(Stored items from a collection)
++++
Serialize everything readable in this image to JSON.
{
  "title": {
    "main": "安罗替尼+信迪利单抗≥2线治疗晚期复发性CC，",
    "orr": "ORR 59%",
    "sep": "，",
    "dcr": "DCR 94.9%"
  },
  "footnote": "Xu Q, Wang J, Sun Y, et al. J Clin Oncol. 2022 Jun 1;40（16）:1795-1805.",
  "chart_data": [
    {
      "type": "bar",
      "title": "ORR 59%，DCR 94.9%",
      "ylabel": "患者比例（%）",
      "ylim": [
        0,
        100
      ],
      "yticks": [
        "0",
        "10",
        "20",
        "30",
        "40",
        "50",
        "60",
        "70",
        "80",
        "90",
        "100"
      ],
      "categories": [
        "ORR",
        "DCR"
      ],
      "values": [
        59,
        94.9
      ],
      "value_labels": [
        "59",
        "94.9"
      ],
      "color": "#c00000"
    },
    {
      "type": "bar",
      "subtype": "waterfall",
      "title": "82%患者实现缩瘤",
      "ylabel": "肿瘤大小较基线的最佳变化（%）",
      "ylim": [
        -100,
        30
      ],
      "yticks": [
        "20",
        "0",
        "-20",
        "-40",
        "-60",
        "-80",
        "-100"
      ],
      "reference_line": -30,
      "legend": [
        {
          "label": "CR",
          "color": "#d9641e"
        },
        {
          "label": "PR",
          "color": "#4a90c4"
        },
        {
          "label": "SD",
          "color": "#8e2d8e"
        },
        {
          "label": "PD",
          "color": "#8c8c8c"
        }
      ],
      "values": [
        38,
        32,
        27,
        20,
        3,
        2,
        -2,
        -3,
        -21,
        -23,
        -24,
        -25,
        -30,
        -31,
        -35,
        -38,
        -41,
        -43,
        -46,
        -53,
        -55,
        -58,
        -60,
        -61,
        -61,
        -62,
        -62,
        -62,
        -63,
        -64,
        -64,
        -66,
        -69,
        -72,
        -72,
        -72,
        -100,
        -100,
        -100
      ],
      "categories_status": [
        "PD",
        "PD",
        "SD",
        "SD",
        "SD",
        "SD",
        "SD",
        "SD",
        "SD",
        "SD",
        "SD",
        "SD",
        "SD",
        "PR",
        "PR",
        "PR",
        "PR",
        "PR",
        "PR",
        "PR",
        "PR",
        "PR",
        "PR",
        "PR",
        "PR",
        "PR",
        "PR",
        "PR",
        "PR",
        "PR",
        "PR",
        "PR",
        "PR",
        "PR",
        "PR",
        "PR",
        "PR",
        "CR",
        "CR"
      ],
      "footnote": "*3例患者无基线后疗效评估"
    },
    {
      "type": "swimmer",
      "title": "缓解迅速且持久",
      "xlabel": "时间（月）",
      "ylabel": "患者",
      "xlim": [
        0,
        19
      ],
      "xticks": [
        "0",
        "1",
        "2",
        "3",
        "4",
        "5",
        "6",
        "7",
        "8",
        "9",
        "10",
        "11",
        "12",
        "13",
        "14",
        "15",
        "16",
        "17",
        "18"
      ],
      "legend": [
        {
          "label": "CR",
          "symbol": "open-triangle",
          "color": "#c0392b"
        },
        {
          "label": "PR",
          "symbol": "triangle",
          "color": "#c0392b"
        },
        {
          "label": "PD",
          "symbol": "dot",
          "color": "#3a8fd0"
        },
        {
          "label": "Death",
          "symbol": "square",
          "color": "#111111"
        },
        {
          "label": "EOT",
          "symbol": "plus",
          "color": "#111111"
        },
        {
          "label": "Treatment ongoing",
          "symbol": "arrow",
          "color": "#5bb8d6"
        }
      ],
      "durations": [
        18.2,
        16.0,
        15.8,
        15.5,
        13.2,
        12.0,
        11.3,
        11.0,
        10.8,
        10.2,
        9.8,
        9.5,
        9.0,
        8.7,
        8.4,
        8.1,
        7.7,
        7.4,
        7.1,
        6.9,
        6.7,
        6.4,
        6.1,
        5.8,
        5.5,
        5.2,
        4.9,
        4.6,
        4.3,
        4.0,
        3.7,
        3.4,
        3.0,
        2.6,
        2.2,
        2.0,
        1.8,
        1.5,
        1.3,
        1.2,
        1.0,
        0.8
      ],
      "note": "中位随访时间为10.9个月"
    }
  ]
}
++++
Set exercise
Determine how many lines of the listing above include the word "color", and report that number only.

Full response
11